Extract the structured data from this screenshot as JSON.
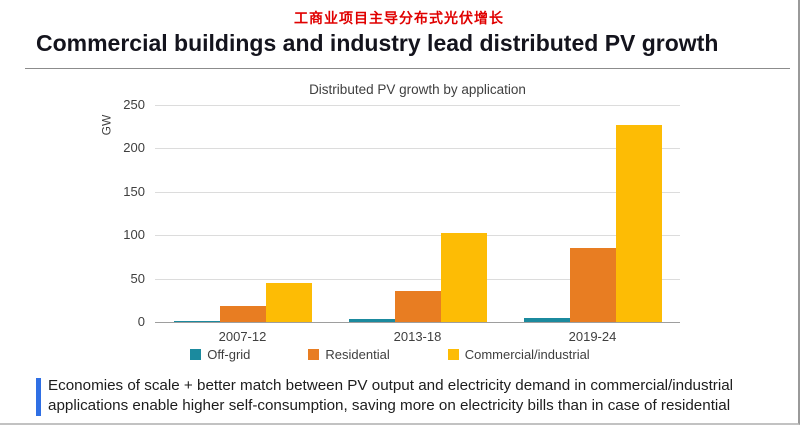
{
  "page": {
    "red_title": "工商业项目主导分布式光伏增长",
    "heading": "Commercial buildings and industry lead distributed PV growth"
  },
  "chart_data": {
    "type": "bar",
    "title": "Distributed PV growth by application",
    "xlabel": "",
    "ylabel": "GW",
    "categories": [
      "2007-12",
      "2013-18",
      "2019-24"
    ],
    "series": [
      {
        "name": "Off-grid",
        "color": "#1b8a9e",
        "values": [
          1,
          3,
          5
        ]
      },
      {
        "name": "Residential",
        "color": "#e87d22",
        "values": [
          19,
          36,
          85
        ]
      },
      {
        "name": "Commercial/industrial",
        "color": "#fdbc05",
        "values": [
          45,
          103,
          227
        ]
      }
    ],
    "ylim": [
      0,
      250
    ],
    "yticks": [
      0,
      50,
      100,
      150,
      200,
      250
    ],
    "grid": true,
    "legend_position": "bottom"
  },
  "footnote": {
    "text": "Economies of scale + better match between PV output and electricity demand in commercial/industrial applications enable higher self-consumption, saving more on electricity bills than in case of residential",
    "accent_color": "#2f6fe4"
  },
  "colors": {
    "red_title": "#e00000",
    "heading": "#14141d",
    "gridline": "#dcdcdc",
    "axis_line": "#9e9e9e"
  }
}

┄┄┄┄┄┄┄┄┄┄

§ Goal
Leave the pictures out, and transcribe each of the records exactly.

§ Complete output
Extract the structured data from this screenshot as JSON.
{
  "page": {
    "red_title": "工商业项目主导分布式光伏增长",
    "heading": "Commercial buildings and industry lead distributed PV growth"
  },
  "chart_data": {
    "type": "bar",
    "title": "Distributed PV growth by application",
    "xlabel": "",
    "ylabel": "GW",
    "categories": [
      "2007-12",
      "2013-18",
      "2019-24"
    ],
    "series": [
      {
        "name": "Off-grid",
        "color": "#1b8a9e",
        "values": [
          1,
          3,
          5
        ]
      },
      {
        "name": "Residential",
        "color": "#e87d22",
        "values": [
          19,
          36,
          85
        ]
      },
      {
        "name": "Commercial/industrial",
        "color": "#fdbc05",
        "values": [
          45,
          103,
          227
        ]
      }
    ],
    "ylim": [
      0,
      250
    ],
    "yticks": [
      0,
      50,
      100,
      150,
      200,
      250
    ],
    "grid": true,
    "legend_position": "bottom"
  },
  "footnote": {
    "text": "Economies of scale + better match between PV output and electricity demand in commercial/industrial applications enable higher self-consumption, saving more on electricity bills than in case of residential",
    "accent_color": "#2f6fe4"
  },
  "colors": {
    "red_title": "#e00000",
    "heading": "#14141d",
    "gridline": "#dcdcdc",
    "axis_line": "#9e9e9e"
  }
}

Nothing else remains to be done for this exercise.